§ Raw data
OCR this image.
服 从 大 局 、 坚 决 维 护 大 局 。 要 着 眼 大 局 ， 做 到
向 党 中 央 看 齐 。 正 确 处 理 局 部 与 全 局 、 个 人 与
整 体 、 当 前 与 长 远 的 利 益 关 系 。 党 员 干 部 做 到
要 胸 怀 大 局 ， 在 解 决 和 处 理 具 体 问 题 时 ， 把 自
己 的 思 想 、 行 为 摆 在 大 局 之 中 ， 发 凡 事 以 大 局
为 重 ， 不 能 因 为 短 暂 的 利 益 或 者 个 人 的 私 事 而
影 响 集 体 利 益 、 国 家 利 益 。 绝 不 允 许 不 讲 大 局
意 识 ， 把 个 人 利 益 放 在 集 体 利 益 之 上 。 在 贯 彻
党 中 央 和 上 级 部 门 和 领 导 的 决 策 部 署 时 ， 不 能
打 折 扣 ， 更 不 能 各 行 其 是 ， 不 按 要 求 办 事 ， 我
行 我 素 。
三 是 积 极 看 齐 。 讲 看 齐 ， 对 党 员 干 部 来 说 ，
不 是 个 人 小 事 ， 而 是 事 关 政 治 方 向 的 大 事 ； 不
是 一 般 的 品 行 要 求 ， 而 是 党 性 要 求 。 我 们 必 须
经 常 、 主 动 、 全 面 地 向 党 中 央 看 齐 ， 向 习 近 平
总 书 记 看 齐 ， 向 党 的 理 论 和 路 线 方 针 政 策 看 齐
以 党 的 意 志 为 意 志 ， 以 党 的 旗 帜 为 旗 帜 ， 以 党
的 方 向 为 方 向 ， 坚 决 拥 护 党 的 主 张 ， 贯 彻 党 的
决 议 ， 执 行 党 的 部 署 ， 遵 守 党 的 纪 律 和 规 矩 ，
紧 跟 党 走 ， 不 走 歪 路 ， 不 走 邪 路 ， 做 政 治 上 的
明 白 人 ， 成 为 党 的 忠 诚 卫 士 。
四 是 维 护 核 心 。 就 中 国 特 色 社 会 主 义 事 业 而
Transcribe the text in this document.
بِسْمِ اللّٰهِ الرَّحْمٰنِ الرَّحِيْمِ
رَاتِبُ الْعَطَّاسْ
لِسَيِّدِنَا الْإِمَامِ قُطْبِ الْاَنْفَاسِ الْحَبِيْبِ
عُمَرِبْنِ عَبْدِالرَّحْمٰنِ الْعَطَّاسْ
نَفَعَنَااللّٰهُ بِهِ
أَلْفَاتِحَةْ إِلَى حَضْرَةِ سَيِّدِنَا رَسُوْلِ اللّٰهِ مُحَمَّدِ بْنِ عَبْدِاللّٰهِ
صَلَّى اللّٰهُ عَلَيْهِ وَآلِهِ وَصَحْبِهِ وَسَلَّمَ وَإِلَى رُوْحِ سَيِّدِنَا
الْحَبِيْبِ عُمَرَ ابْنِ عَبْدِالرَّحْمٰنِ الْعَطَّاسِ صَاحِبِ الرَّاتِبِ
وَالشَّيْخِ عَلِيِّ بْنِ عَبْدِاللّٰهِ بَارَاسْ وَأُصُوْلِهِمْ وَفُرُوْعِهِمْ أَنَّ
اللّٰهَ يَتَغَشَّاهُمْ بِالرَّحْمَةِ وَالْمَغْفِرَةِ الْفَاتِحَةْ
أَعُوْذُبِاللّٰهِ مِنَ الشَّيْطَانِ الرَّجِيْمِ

§ Directions for this task
Could you give again exactly the lines from the line containing "Transcribe the text in this document." through the final line of the data above, and no others?

§ Complete response
Transcribe the text in this document.
بِسْمِ اللّٰهِ الرَّحْمٰنِ الرَّحِيْمِ
رَاتِبُ الْعَطَّاسْ
لِسَيِّدِنَا الْإِمَامِ قُطْبِ الْاَنْفَاسِ الْحَبِيْبِ
عُمَرِبْنِ عَبْدِالرَّحْمٰنِ الْعَطَّاسْ
نَفَعَنَااللّٰهُ بِهِ
أَلْفَاتِحَةْ إِلَى حَضْرَةِ سَيِّدِنَا رَسُوْلِ اللّٰهِ مُحَمَّدِ بْنِ عَبْدِاللّٰهِ
صَلَّى اللّٰهُ عَلَيْهِ وَآلِهِ وَصَحْبِهِ وَسَلَّمَ وَإِلَى رُوْحِ سَيِّدِنَا
الْحَبِيْبِ عُمَرَ ابْنِ عَبْدِالرَّحْمٰنِ الْعَطَّاسِ صَاحِبِ الرَّاتِبِ
وَالشَّيْخِ عَلِيِّ بْنِ عَبْدِاللّٰهِ بَارَاسْ وَأُصُوْلِهِمْ وَفُرُوْعِهِمْ أَنَّ
اللّٰهَ يَتَغَشَّاهُمْ بِالرَّحْمَةِ وَالْمَغْفِرَةِ الْفَاتِحَةْ
أَعُوْذُبِاللّٰهِ مِنَ الشَّيْطَانِ الرَّجِيْمِ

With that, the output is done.